** begin Exercise data **

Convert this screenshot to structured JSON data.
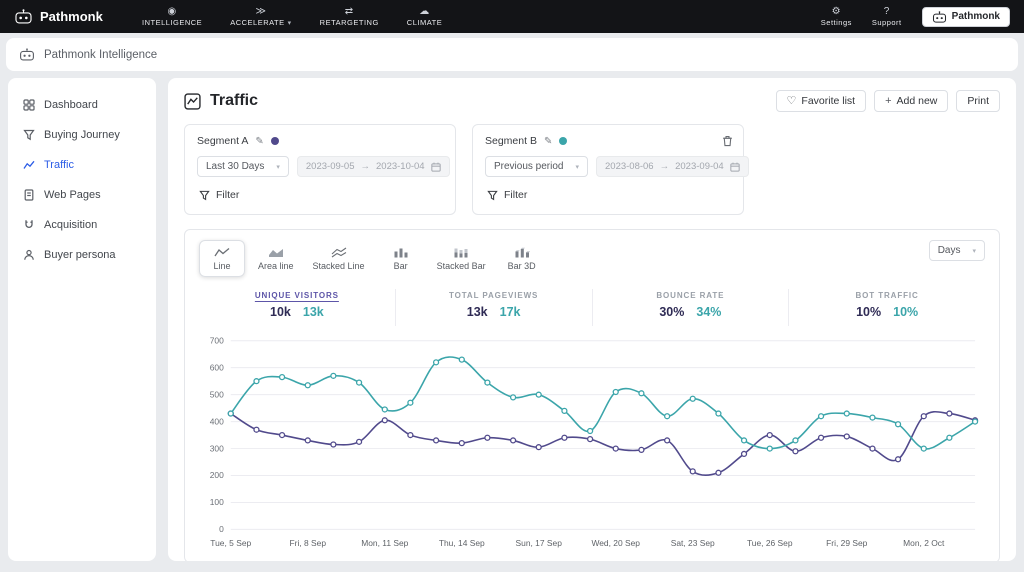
{
  "brand": {
    "name": "Pathmonk"
  },
  "icons": {
    "chevron_down": "▾",
    "arrow_right": "→",
    "heart": "♡",
    "plus": "+",
    "pencil": "✎",
    "gear": "⚙",
    "question": "?",
    "intelligence": "◉",
    "accelerate": "≫",
    "retargeting": "⇄",
    "climate": "☁"
  },
  "topnav": {
    "items": [
      {
        "label": "INTELLIGENCE"
      },
      {
        "label": "ACCELERATE"
      },
      {
        "label": "RETARGETING"
      },
      {
        "label": "CLIMATE"
      }
    ],
    "settings": "Settings",
    "support": "Support",
    "account": "Pathmonk"
  },
  "subheader": {
    "title": "Pathmonk Intelligence"
  },
  "sidebar": {
    "items": [
      {
        "label": "Dashboard"
      },
      {
        "label": "Buying Journey"
      },
      {
        "label": "Traffic"
      },
      {
        "label": "Web Pages"
      },
      {
        "label": "Acquisition"
      },
      {
        "label": "Buyer persona"
      }
    ]
  },
  "page": {
    "title": "Traffic",
    "favorite_label": "Favorite list",
    "add_label": "Add new",
    "print_label": "Print"
  },
  "segments": {
    "a": {
      "name": "Segment A",
      "color": "#514a8c",
      "range_label": "Last 30 Days",
      "start": "2023-09-05",
      "end": "2023-10-04",
      "filter_label": "Filter"
    },
    "b": {
      "name": "Segment B",
      "color": "#3ba5aa",
      "range_label": "Previous period",
      "start": "2023-08-06",
      "end": "2023-09-04",
      "filter_label": "Filter"
    }
  },
  "chart_tabs": [
    {
      "label": "Line"
    },
    {
      "label": "Area line"
    },
    {
      "label": "Stacked Line"
    },
    {
      "label": "Bar"
    },
    {
      "label": "Stacked Bar"
    },
    {
      "label": "Bar 3D"
    }
  ],
  "granularity": {
    "value": "Days"
  },
  "stats": [
    {
      "label": "UNIQUE VISITORS",
      "value_a": "10k",
      "value_b": "13k"
    },
    {
      "label": "TOTAL PAGEVIEWS",
      "value_a": "13k",
      "value_b": "17k"
    },
    {
      "label": "BOUNCE RATE",
      "value_a": "30%",
      "value_b": "34%"
    },
    {
      "label": "BOT TRAFFIC",
      "value_a": "10%",
      "value_b": "10%"
    }
  ],
  "chart_data": {
    "type": "line",
    "n_points": 30,
    "x_tick_indices": [
      0,
      3,
      6,
      9,
      12,
      15,
      18,
      21,
      24,
      27
    ],
    "x_tick_labels": [
      "Tue, 5 Sep",
      "Fri, 8 Sep",
      "Mon, 11 Sep",
      "Thu, 14 Sep",
      "Sun, 17 Sep",
      "Wed, 20 Sep",
      "Sat, 23 Sep",
      "Tue, 26 Sep",
      "Fri, 29 Sep",
      "Mon, 2 Oct"
    ],
    "ylim": [
      0,
      700
    ],
    "y_ticks": [
      0,
      100,
      200,
      300,
      400,
      500,
      600,
      700
    ],
    "grid": true,
    "legend_position": "none",
    "series": [
      {
        "name": "Segment A",
        "color": "#514a8c",
        "values": [
          430,
          370,
          350,
          330,
          315,
          325,
          405,
          350,
          330,
          320,
          340,
          330,
          305,
          340,
          335,
          300,
          295,
          330,
          215,
          210,
          280,
          350,
          290,
          340,
          345,
          300,
          260,
          420,
          430,
          405
        ]
      },
      {
        "name": "Segment B",
        "color": "#3ba5aa",
        "values": [
          430,
          550,
          565,
          535,
          570,
          545,
          445,
          470,
          620,
          630,
          545,
          490,
          500,
          440,
          365,
          510,
          505,
          420,
          485,
          430,
          330,
          300,
          330,
          420,
          430,
          415,
          390,
          300,
          340,
          400
        ]
      }
    ]
  }
}
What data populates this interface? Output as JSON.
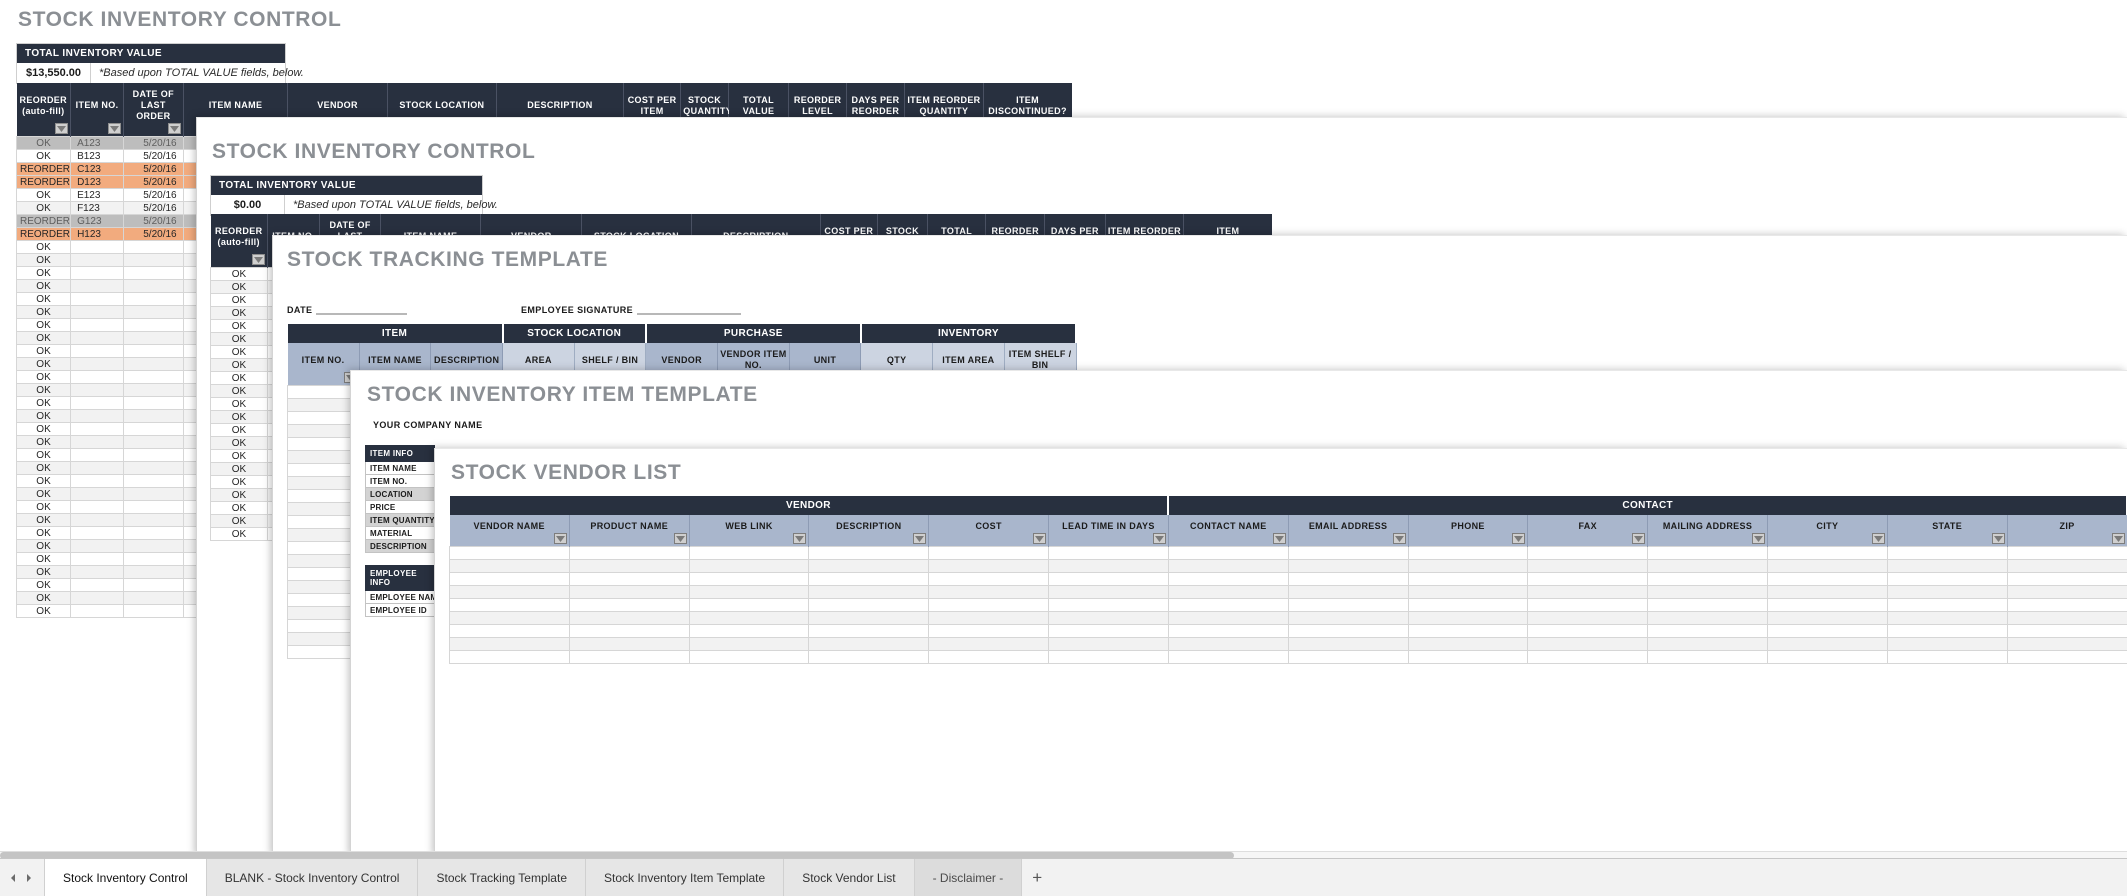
{
  "windows": {
    "stock_inventory_control": {
      "title": "STOCK INVENTORY CONTROL",
      "total_box": {
        "header": "TOTAL INVENTORY VALUE",
        "amount": "$13,550.00",
        "note": "*Based upon TOTAL VALUE fields, below."
      },
      "columns": [
        "REORDER (auto-fill)",
        "ITEM NO.",
        "DATE OF LAST ORDER",
        "ITEM NAME",
        "VENDOR",
        "STOCK LOCATION",
        "DESCRIPTION",
        "COST PER ITEM",
        "STOCK QUANTITY",
        "TOTAL VALUE",
        "REORDER LEVEL",
        "DAYS PER REORDER",
        "ITEM REORDER QUANTITY",
        "ITEM DISCONTINUED?"
      ],
      "rows": [
        {
          "reorder": "OK",
          "item_no": "A123",
          "date": "5/20/16",
          "state": "selected"
        },
        {
          "reorder": "OK",
          "item_no": "B123",
          "date": "5/20/16",
          "state": "normal"
        },
        {
          "reorder": "REORDER",
          "item_no": "C123",
          "date": "5/20/16",
          "state": "reorder"
        },
        {
          "reorder": "REORDER",
          "item_no": "D123",
          "date": "5/20/16",
          "state": "reorder"
        },
        {
          "reorder": "OK",
          "item_no": "E123",
          "date": "5/20/16",
          "state": "normal"
        },
        {
          "reorder": "OK",
          "item_no": "F123",
          "date": "5/20/16",
          "state": "alt"
        },
        {
          "reorder": "REORDER",
          "item_no": "G123",
          "date": "5/20/16",
          "state": "selected"
        },
        {
          "reorder": "REORDER",
          "item_no": "H123",
          "date": "5/20/16",
          "state": "reorder"
        },
        {
          "reorder": "OK",
          "item_no": "",
          "date": "",
          "state": "normal"
        },
        {
          "reorder": "OK",
          "item_no": "",
          "date": "",
          "state": "alt"
        },
        {
          "reorder": "OK",
          "item_no": "",
          "date": "",
          "state": "normal"
        },
        {
          "reorder": "OK",
          "item_no": "",
          "date": "",
          "state": "alt"
        },
        {
          "reorder": "OK",
          "item_no": "",
          "date": "",
          "state": "normal"
        },
        {
          "reorder": "OK",
          "item_no": "",
          "date": "",
          "state": "alt"
        },
        {
          "reorder": "OK",
          "item_no": "",
          "date": "",
          "state": "normal"
        },
        {
          "reorder": "OK",
          "item_no": "",
          "date": "",
          "state": "alt"
        },
        {
          "reorder": "OK",
          "item_no": "",
          "date": "",
          "state": "normal"
        },
        {
          "reorder": "OK",
          "item_no": "",
          "date": "",
          "state": "alt"
        },
        {
          "reorder": "OK",
          "item_no": "",
          "date": "",
          "state": "normal"
        },
        {
          "reorder": "OK",
          "item_no": "",
          "date": "",
          "state": "alt"
        },
        {
          "reorder": "OK",
          "item_no": "",
          "date": "",
          "state": "normal"
        },
        {
          "reorder": "OK",
          "item_no": "",
          "date": "",
          "state": "alt"
        },
        {
          "reorder": "OK",
          "item_no": "",
          "date": "",
          "state": "normal"
        },
        {
          "reorder": "OK",
          "item_no": "",
          "date": "",
          "state": "alt"
        },
        {
          "reorder": "OK",
          "item_no": "",
          "date": "",
          "state": "normal"
        },
        {
          "reorder": "OK",
          "item_no": "",
          "date": "",
          "state": "alt"
        },
        {
          "reorder": "OK",
          "item_no": "",
          "date": "",
          "state": "normal"
        },
        {
          "reorder": "OK",
          "item_no": "",
          "date": "",
          "state": "alt"
        },
        {
          "reorder": "OK",
          "item_no": "",
          "date": "",
          "state": "normal"
        },
        {
          "reorder": "OK",
          "item_no": "",
          "date": "",
          "state": "alt"
        },
        {
          "reorder": "OK",
          "item_no": "",
          "date": "",
          "state": "normal"
        },
        {
          "reorder": "OK",
          "item_no": "",
          "date": "",
          "state": "alt"
        },
        {
          "reorder": "OK",
          "item_no": "",
          "date": "",
          "state": "normal"
        },
        {
          "reorder": "OK",
          "item_no": "",
          "date": "",
          "state": "alt"
        },
        {
          "reorder": "OK",
          "item_no": "",
          "date": "",
          "state": "normal"
        },
        {
          "reorder": "OK",
          "item_no": "",
          "date": "",
          "state": "alt"
        },
        {
          "reorder": "OK",
          "item_no": "",
          "date": "",
          "state": "normal"
        }
      ]
    },
    "blank_stock_inventory_control": {
      "title": "STOCK INVENTORY CONTROL",
      "total_box": {
        "header": "TOTAL INVENTORY VALUE",
        "amount": "$0.00",
        "note": "*Based upon TOTAL VALUE fields, below."
      },
      "columns": [
        "REORDER (auto-fill)",
        "ITEM NO.",
        "DATE OF LAST ORDER",
        "ITEM NAME",
        "VENDOR",
        "STOCK LOCATION",
        "DESCRIPTION",
        "COST PER ITEM",
        "STOCK QUANTITY",
        "TOTAL VALUE",
        "REORDER LEVEL",
        "DAYS PER REORDER",
        "ITEM REORDER QUANTITY",
        "ITEM DISCONTINUED?"
      ],
      "reorder_value": "OK",
      "row_count": 21
    },
    "stock_tracking_template": {
      "title": "STOCK TRACKING TEMPLATE",
      "fields": [
        {
          "label": "DATE",
          "value": ""
        },
        {
          "label": "EMPLOYEE SIGNATURE",
          "value": ""
        }
      ],
      "groups": [
        "ITEM",
        "STOCK LOCATION",
        "PURCHASE",
        "INVENTORY"
      ],
      "columns": [
        "ITEM NO.",
        "ITEM NAME",
        "DESCRIPTION",
        "AREA",
        "SHELF / BIN",
        "VENDOR",
        "VENDOR ITEM NO.",
        "UNIT",
        "QTY",
        "ITEM AREA",
        "ITEM SHELF / BIN"
      ],
      "row_count": 21
    },
    "stock_inventory_item_template": {
      "title": "STOCK INVENTORY ITEM TEMPLATE",
      "company_name": "YOUR COMPANY NAME",
      "item_info": {
        "header": "ITEM INFO",
        "rows": [
          "ITEM NAME",
          "ITEM NO.",
          "LOCATION",
          "PRICE",
          "ITEM QUANTITY",
          "MATERIAL",
          "DESCRIPTION"
        ]
      },
      "employee_info": {
        "header": "EMPLOYEE INFO",
        "rows": [
          "EMPLOYEE NAME",
          "EMPLOYEE ID"
        ]
      }
    },
    "stock_vendor_list": {
      "title": "STOCK VENDOR LIST",
      "groups": [
        "VENDOR",
        "CONTACT"
      ],
      "columns": [
        "VENDOR NAME",
        "PRODUCT NAME",
        "WEB LINK",
        "DESCRIPTION",
        "COST",
        "LEAD TIME IN DAYS",
        "CONTACT NAME",
        "EMAIL ADDRESS",
        "PHONE",
        "FAX",
        "MAILING ADDRESS",
        "CITY",
        "STATE",
        "ZIP"
      ],
      "row_count": 9
    }
  },
  "sheet_tabs": {
    "items": [
      {
        "label": "Stock Inventory Control",
        "state": "active"
      },
      {
        "label": "BLANK - Stock Inventory Control",
        "state": "inactive"
      },
      {
        "label": "Stock Tracking Template",
        "state": "inactive"
      },
      {
        "label": "Stock Inventory Item Template",
        "state": "inactive"
      },
      {
        "label": "Stock Vendor List",
        "state": "inactive"
      },
      {
        "label": "- Disclaimer -",
        "state": "ghost"
      }
    ],
    "add_label": "+",
    "nav": {
      "prev": "◀",
      "next": "▶"
    }
  },
  "colors": {
    "header_dark": "#28303f",
    "reorder_orange": "#f2ab7e",
    "selected_gray": "#bdbdbd",
    "group_blue": "#a9b6cc",
    "group_blue_light": "#ccd4e1",
    "title_gray": "#8b8f94"
  }
}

** end Exercise data **

Answer with one number: how many lines of the entries above include the word "Pathmonk".

3